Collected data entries
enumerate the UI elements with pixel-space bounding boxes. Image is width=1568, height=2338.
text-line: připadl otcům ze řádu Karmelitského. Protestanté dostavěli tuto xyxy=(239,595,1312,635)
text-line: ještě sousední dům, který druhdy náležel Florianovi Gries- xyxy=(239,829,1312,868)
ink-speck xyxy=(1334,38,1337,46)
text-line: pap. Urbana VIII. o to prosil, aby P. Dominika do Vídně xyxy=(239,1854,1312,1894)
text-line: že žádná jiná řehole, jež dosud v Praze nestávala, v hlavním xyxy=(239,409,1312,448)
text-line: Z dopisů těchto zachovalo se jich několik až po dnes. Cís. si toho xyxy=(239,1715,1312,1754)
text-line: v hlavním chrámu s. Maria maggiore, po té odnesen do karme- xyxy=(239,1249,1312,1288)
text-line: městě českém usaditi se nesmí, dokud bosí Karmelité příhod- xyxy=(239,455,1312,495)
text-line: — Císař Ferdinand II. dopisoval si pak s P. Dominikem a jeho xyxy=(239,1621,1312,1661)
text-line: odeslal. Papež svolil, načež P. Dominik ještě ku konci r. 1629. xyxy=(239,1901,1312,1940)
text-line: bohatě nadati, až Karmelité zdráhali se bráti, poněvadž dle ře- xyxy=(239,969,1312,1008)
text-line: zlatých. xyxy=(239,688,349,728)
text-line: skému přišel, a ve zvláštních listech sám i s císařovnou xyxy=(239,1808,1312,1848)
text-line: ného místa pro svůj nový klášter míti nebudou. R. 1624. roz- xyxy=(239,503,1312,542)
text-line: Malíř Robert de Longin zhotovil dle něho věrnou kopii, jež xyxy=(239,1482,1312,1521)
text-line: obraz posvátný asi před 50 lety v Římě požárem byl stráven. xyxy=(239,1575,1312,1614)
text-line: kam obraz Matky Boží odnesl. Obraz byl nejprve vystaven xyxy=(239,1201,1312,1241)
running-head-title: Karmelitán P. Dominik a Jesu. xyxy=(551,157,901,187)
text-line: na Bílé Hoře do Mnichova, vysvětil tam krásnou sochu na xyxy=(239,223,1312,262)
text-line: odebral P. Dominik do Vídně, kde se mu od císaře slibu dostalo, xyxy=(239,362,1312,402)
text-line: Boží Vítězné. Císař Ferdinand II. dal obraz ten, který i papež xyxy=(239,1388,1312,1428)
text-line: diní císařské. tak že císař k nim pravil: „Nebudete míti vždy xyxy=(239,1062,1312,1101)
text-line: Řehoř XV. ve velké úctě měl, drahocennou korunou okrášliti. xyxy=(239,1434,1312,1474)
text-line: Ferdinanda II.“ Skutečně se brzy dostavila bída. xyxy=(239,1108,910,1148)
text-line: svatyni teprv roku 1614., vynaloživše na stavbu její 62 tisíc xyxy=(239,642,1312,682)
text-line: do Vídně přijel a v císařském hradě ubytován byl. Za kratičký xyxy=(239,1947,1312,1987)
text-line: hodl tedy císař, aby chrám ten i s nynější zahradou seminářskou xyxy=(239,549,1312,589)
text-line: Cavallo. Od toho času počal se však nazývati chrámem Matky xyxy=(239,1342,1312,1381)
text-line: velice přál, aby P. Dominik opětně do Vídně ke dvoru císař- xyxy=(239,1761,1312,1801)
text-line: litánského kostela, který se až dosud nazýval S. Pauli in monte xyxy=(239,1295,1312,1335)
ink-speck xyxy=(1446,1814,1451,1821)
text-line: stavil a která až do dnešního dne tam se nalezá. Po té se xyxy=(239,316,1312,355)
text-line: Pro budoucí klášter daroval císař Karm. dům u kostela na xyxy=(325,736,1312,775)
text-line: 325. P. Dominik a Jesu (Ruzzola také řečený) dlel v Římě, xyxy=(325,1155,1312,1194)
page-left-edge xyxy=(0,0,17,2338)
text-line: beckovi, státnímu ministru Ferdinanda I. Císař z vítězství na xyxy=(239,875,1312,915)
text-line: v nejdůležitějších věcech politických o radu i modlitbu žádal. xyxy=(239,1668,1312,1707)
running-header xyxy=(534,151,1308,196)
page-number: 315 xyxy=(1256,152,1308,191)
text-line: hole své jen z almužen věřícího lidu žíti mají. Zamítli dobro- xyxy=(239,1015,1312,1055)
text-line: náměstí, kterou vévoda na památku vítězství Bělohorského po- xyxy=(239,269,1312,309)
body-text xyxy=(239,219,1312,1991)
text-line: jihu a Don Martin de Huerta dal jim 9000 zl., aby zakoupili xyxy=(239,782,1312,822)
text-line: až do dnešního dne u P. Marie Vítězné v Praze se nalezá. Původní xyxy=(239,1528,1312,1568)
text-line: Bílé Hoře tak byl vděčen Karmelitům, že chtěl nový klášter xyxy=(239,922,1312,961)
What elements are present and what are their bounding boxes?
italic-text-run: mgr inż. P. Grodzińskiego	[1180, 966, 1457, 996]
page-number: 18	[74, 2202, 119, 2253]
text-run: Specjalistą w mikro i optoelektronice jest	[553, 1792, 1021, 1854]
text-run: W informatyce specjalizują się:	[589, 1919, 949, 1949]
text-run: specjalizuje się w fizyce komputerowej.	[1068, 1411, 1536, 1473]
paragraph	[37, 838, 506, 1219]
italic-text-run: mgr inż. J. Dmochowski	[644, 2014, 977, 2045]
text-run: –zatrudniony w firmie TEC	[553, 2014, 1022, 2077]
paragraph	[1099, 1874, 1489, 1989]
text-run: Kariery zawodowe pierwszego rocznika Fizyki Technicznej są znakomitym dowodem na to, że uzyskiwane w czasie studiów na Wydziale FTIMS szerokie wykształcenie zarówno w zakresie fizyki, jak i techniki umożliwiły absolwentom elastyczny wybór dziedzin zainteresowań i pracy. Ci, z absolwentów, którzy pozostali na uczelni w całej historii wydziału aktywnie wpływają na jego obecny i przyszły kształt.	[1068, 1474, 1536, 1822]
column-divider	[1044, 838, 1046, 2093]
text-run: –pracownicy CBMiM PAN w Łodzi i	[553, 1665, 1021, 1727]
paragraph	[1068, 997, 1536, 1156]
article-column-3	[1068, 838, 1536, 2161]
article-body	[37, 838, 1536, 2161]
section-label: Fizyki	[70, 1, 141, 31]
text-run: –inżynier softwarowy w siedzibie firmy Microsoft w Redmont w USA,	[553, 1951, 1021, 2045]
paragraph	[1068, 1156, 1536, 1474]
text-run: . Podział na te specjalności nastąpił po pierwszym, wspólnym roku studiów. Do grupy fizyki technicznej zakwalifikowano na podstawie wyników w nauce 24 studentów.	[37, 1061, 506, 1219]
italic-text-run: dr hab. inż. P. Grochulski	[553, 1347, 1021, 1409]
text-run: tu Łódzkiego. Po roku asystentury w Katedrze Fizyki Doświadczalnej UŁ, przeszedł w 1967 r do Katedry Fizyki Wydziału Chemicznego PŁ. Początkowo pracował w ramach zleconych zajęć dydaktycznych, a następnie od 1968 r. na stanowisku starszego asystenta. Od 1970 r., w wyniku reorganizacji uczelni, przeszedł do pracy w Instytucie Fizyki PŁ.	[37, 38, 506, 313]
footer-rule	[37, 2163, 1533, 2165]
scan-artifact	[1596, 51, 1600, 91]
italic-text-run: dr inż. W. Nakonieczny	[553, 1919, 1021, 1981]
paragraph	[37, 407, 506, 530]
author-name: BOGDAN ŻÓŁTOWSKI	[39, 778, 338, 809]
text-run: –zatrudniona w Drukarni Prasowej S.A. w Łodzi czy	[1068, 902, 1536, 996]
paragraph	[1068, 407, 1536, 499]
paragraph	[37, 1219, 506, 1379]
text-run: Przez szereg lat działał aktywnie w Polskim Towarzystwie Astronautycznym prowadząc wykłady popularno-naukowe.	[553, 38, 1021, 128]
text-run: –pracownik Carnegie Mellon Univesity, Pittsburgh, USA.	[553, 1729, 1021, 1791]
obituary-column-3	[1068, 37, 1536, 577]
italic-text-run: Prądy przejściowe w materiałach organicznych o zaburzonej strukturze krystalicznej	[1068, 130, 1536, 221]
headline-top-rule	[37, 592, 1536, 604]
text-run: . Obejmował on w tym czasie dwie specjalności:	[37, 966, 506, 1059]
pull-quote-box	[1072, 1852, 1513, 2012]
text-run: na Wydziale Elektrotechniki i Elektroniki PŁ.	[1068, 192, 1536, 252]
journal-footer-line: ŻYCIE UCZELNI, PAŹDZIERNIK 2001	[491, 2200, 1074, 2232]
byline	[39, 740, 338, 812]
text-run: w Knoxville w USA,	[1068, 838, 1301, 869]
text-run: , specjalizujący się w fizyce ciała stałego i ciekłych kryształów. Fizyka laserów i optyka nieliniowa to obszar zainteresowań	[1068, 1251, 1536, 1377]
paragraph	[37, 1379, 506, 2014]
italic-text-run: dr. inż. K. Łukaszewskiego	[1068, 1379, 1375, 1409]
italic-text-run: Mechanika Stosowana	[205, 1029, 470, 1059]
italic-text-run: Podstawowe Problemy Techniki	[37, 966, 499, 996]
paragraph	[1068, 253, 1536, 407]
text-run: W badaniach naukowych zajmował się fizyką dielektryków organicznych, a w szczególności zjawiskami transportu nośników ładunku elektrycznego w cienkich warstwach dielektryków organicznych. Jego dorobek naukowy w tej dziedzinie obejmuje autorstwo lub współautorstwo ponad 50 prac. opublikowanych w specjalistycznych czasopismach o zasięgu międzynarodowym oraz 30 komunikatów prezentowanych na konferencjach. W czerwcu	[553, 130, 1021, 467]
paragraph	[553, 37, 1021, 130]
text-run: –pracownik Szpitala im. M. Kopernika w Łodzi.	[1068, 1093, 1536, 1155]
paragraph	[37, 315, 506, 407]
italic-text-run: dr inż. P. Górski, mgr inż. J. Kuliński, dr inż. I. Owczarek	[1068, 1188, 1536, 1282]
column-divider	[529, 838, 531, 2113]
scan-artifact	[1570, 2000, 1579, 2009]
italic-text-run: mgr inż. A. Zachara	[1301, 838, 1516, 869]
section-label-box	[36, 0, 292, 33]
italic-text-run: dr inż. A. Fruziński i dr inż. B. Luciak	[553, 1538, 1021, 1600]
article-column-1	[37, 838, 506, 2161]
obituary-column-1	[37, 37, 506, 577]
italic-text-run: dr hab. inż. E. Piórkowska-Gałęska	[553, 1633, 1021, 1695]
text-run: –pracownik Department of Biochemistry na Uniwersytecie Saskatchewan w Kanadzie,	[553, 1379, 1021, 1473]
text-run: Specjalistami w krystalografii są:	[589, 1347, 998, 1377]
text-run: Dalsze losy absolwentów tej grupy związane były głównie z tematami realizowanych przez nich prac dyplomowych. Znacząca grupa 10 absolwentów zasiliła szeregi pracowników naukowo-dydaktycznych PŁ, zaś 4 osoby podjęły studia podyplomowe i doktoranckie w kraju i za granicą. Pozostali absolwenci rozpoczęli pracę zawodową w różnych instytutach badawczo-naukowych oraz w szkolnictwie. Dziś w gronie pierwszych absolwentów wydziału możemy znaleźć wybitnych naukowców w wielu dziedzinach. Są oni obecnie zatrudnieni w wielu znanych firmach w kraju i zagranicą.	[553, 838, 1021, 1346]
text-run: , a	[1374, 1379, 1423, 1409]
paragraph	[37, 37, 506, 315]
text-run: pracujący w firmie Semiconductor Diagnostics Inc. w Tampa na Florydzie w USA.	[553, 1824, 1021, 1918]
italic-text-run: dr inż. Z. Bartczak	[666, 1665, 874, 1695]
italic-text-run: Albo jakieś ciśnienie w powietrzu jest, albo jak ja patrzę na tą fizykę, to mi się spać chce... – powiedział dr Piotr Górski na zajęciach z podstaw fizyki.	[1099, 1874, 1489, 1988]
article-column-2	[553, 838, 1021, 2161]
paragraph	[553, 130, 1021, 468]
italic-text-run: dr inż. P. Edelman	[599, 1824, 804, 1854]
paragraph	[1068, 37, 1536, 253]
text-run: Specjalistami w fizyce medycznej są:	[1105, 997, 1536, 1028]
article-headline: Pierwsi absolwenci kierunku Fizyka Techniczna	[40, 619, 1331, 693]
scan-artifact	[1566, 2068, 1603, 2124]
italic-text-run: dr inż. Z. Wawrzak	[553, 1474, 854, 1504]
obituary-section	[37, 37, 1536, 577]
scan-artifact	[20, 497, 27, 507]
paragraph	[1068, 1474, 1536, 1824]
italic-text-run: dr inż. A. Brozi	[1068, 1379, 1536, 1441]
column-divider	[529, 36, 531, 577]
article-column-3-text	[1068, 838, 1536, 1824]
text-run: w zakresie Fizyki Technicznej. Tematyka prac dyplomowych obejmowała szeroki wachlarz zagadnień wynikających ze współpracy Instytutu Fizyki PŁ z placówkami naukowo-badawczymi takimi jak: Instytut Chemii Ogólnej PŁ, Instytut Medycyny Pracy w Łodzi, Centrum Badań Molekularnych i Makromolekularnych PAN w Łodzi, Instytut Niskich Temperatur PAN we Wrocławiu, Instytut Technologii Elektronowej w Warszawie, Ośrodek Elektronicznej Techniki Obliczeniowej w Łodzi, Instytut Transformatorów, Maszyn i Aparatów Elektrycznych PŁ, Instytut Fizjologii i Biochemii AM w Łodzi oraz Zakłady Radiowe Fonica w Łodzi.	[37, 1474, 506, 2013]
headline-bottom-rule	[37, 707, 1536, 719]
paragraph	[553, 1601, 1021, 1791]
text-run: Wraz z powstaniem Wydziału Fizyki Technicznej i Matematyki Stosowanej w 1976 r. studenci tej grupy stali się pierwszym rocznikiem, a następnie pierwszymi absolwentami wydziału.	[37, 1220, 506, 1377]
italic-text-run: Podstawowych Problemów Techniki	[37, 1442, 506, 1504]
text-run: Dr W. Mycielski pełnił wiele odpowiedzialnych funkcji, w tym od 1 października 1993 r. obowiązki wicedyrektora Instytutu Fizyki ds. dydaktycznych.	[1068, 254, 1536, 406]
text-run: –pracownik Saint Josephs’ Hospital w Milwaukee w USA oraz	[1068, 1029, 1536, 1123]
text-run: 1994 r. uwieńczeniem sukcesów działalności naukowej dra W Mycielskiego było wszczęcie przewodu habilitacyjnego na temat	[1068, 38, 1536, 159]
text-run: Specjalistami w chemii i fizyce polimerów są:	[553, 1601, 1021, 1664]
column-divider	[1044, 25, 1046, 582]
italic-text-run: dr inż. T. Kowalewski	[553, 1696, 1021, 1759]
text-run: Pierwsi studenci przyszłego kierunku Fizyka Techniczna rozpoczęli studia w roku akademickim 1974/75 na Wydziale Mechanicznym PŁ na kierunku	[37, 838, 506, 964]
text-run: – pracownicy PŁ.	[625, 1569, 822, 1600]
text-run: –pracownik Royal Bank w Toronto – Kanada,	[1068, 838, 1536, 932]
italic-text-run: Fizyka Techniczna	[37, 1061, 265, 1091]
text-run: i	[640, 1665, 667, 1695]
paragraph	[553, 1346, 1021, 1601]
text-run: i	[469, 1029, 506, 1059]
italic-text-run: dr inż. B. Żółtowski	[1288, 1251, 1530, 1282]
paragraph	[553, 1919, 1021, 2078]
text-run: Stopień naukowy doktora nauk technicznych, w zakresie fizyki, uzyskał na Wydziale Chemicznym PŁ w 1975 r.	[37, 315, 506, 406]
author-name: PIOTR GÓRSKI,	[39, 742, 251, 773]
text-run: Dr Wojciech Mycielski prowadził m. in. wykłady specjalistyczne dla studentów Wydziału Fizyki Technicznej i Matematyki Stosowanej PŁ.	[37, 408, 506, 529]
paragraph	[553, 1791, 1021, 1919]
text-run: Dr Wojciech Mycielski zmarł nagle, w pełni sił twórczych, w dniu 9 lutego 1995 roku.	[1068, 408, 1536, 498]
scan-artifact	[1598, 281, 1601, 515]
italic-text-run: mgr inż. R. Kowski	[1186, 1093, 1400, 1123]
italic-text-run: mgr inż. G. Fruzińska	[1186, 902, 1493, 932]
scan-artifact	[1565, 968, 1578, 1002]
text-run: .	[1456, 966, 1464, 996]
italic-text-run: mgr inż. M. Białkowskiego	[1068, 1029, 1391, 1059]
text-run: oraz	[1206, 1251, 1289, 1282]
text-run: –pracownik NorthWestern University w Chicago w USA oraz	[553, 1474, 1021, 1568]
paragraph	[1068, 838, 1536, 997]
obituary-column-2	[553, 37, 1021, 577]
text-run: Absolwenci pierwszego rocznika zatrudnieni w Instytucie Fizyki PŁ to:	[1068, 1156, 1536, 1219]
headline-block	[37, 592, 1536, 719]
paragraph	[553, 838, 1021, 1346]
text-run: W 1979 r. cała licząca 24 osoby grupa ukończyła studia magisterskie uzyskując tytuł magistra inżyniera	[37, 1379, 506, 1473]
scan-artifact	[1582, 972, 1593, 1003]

REQUIREMENT>
Echo the lines word for word, from the very first one down through the line containing "dostavila bída. xyxy=(239,1108,910,1148)", with both of those lines included.

ANSWER TO THE PROBLEM>
enumerate the UI elements with pixel-space bounding boxes. Image is width=1568, height=2338.
text-line: připadl otcům ze řádu Karmelitského. Protestanté dostavěli tuto xyxy=(239,595,1312,635)
text-line: ještě sousední dům, který druhdy náležel Florianovi Gries- xyxy=(239,829,1312,868)
ink-speck xyxy=(1334,38,1337,46)
text-line: pap. Urbana VIII. o to prosil, aby P. Dominika do Vídně xyxy=(239,1854,1312,1894)
text-line: že žádná jiná řehole, jež dosud v Praze nestávala, v hlavním xyxy=(239,409,1312,448)
text-line: Z dopisů těchto zachovalo se jich několik až po dnes. Cís. si toho xyxy=(239,1715,1312,1754)
text-line: v hlavním chrámu s. Maria maggiore, po té odnesen do karme- xyxy=(239,1249,1312,1288)
text-line: městě českém usaditi se nesmí, dokud bosí Karmelité příhod- xyxy=(239,455,1312,495)
text-line: — Císař Ferdinand II. dopisoval si pak s P. Dominikem a jeho xyxy=(239,1621,1312,1661)
text-line: odeslal. Papež svolil, načež P. Dominik ještě ku konci r. 1629. xyxy=(239,1901,1312,1940)
text-line: bohatě nadati, až Karmelité zdráhali se bráti, poněvadž dle ře- xyxy=(239,969,1312,1008)
text-line: zlatých. xyxy=(239,688,349,728)
text-line: skému přišel, a ve zvláštních listech sám i s císařovnou xyxy=(239,1808,1312,1848)
text-line: ného místa pro svůj nový klášter míti nebudou. R. 1624. roz- xyxy=(239,503,1312,542)
text-line: Malíř Robert de Longin zhotovil dle něho věrnou kopii, jež xyxy=(239,1482,1312,1521)
text-line: obraz posvátný asi před 50 lety v Římě požárem byl stráven. xyxy=(239,1575,1312,1614)
text-line: kam obraz Matky Boží odnesl. Obraz byl nejprve vystaven xyxy=(239,1201,1312,1241)
running-head-title: Karmelitán P. Dominik a Jesu. xyxy=(551,157,901,187)
text-line: na Bílé Hoře do Mnichova, vysvětil tam krásnou sochu na xyxy=(239,223,1312,262)
text-line: odebral P. Dominik do Vídně, kde se mu od císaře slibu dostalo, xyxy=(239,362,1312,402)
text-line: Boží Vítězné. Císař Ferdinand II. dal obraz ten, který i papež xyxy=(239,1388,1312,1428)
text-line: diní císařské. tak že císař k nim pravil: „Nebudete míti vždy xyxy=(239,1062,1312,1101)
text-line: Řehoř XV. ve velké úctě měl, drahocennou korunou okrášliti. xyxy=(239,1434,1312,1474)
text-line: Ferdinanda II.“ Skutečně se brzy dostavila bída. xyxy=(239,1108,910,1148)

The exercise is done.